Text under study >>
□ □ □

The book is like nothing I’ve ever read before, exhilarating in its carnality, experimentation, vulnerability and wisdom.

“I’ve always leaned on writing or painting or music as a way to excavate feelings and thoughts and ideas and get them out,” says Tagaq. “It’s my way of staying healthy. You know, you flush the toilet? Art to me isn’t, ‘Oh, I think I’ll make this nice thing.’ It’s, ‘I have to get rid of this stuff.’ That’s why what I make isn’t necessarily… pleasant. You don’t need to get rid of what’s pleasant in you. You want to keep that and nourish it.

“So a lot of my art is about acknowledging the scarier parts of life while also celebrating it. I’m just trying to penetrate our existence: how we deal with each other, how we move through the world, how we grapple with this society that’s been constructed in the eye of progress, manifest destiny, colonialism, Christianity. If I didn’t listen to the darkness and acknowledge that there are hardships in the world, I wouldn’t be able to feel the absolute glory I have for my children or for simple tasks. I wouldn’t be able to ascend.”

□ □ □

Required action >>
Reproduce the passage on Tagaq's art in full, word for word. These lines are separate material, unrelated to the passage on Tagaq's art.

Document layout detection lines
□ □ □

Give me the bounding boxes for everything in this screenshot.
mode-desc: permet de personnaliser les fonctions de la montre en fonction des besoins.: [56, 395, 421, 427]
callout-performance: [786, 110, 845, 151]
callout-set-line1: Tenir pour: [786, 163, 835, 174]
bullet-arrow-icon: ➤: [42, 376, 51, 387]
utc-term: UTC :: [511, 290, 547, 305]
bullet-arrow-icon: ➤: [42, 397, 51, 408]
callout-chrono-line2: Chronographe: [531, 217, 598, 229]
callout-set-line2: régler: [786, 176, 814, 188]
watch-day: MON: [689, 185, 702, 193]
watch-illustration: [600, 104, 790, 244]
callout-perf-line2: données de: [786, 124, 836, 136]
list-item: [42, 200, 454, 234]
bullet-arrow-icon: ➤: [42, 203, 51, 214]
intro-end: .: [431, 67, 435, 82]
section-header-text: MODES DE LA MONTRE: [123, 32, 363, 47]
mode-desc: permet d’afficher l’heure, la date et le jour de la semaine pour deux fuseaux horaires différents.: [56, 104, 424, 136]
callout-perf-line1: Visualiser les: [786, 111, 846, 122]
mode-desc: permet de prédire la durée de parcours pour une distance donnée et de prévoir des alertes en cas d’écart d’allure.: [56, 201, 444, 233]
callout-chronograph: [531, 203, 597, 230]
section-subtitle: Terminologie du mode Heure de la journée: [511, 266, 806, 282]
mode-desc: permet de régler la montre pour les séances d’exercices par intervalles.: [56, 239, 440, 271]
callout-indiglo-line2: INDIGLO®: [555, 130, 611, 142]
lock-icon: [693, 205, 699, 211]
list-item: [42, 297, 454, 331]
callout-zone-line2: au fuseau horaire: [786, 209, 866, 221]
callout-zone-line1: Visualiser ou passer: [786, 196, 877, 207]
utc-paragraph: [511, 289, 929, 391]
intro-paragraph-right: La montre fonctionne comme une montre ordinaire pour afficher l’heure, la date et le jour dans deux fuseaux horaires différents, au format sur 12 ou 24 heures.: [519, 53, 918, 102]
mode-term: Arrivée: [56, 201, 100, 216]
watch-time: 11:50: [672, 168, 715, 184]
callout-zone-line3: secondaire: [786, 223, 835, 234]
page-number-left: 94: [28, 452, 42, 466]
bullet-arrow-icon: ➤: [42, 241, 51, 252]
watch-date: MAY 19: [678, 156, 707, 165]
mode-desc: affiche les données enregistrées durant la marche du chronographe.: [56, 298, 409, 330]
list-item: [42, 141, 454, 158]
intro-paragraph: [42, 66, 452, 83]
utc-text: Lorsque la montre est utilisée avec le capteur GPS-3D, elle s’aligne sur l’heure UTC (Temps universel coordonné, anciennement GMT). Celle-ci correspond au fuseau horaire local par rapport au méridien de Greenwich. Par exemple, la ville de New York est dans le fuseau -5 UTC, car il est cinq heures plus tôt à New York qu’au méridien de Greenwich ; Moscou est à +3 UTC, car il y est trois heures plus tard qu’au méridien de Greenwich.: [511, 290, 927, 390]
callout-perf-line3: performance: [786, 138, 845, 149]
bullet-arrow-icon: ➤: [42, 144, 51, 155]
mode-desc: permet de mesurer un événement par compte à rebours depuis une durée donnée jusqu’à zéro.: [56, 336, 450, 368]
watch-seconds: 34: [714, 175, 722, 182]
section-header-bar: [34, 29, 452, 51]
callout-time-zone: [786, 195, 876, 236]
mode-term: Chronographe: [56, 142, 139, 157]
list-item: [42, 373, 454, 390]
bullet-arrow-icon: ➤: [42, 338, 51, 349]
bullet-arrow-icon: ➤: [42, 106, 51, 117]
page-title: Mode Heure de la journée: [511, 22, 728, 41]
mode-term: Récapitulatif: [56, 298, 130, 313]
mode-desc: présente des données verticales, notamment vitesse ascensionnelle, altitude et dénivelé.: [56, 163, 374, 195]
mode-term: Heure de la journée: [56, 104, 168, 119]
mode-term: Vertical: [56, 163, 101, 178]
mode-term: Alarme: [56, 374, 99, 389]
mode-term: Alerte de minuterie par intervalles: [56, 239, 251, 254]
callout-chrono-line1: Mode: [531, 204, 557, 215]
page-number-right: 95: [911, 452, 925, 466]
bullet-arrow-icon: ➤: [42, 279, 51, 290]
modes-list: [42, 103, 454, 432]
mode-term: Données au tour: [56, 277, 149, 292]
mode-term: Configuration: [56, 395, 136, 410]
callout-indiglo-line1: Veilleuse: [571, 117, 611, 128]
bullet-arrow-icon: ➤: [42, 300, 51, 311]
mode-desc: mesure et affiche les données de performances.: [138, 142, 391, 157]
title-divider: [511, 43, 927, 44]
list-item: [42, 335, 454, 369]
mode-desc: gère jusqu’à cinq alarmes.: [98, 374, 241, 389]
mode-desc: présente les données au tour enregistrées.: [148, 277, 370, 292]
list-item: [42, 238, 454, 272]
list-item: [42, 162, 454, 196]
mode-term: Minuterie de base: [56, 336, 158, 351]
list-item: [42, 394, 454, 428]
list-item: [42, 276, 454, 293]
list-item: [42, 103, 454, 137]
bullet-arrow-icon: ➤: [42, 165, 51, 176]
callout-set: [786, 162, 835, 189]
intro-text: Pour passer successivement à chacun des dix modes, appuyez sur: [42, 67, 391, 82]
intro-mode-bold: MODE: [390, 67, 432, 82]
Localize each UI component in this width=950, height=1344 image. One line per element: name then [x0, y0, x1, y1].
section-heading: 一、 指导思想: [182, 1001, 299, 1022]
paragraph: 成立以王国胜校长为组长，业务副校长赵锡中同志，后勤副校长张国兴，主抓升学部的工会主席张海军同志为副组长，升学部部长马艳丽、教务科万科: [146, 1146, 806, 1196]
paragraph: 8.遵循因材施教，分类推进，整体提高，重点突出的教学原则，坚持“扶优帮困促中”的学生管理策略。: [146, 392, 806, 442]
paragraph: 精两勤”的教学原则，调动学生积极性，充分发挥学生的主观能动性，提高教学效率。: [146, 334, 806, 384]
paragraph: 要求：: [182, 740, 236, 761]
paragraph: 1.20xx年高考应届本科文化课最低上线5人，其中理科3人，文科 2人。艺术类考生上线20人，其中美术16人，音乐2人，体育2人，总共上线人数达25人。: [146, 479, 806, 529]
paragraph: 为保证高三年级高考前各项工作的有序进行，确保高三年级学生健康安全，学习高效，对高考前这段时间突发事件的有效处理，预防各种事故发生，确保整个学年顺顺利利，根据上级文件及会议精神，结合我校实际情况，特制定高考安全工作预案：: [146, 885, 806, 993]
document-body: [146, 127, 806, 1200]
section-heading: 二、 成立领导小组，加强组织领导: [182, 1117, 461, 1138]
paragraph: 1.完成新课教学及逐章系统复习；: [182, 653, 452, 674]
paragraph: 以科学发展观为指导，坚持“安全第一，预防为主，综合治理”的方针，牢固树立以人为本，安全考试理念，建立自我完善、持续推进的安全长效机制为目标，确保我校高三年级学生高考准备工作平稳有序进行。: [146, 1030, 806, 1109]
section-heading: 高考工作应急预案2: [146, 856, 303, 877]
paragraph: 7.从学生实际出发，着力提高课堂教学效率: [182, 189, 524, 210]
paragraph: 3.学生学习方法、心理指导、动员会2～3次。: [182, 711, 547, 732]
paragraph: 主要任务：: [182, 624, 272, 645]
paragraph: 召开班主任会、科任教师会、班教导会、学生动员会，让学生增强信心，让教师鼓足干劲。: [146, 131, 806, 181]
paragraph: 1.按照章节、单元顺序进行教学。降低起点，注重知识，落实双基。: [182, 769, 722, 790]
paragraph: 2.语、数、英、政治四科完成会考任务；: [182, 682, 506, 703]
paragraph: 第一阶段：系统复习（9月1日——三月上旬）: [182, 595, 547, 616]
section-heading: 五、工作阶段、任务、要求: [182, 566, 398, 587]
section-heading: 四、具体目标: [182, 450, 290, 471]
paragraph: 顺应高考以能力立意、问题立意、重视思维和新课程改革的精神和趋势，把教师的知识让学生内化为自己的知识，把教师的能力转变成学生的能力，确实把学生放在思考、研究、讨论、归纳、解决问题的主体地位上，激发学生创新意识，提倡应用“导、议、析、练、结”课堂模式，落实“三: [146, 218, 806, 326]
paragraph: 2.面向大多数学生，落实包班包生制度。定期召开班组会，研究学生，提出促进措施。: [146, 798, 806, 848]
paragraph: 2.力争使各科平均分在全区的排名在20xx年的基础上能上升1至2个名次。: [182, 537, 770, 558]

□ □ □

Exercise solution >>
The book is like nothing I’ve ever read before, exhilarating in its carnality, experimentation, vulnerability and wisdom.

“I’ve always leaned on writing or painting or music as a way to excavate feelings and thoughts and ideas and get them out,” says Tagaq. “It’s my way of staying healthy. You know, you flush the toilet? Art to me isn’t, ‘Oh, I think I’ll make this nice thing.’ It’s, ‘I have to get rid of this stuff.’ That’s why what I make isn’t necessarily… pleasant. You don’t need to get rid of what’s pleasant in you. You want to keep that and nourish it.

“So a lot of my art is about acknowledging the scarier parts of life while also celebrating it. I’m just trying to penetrate our existence: how we deal with each other, how we move through the world, how we grapple with this society that’s been constructed in the eye of progress, manifest destiny, colonialism, Christianity. If I didn’t listen to the darkness and acknowledge that there are hardships in the world, I wouldn’t be able to feel the absolute glory I have for my children or for simple tasks. I wouldn’t be able to ascend.”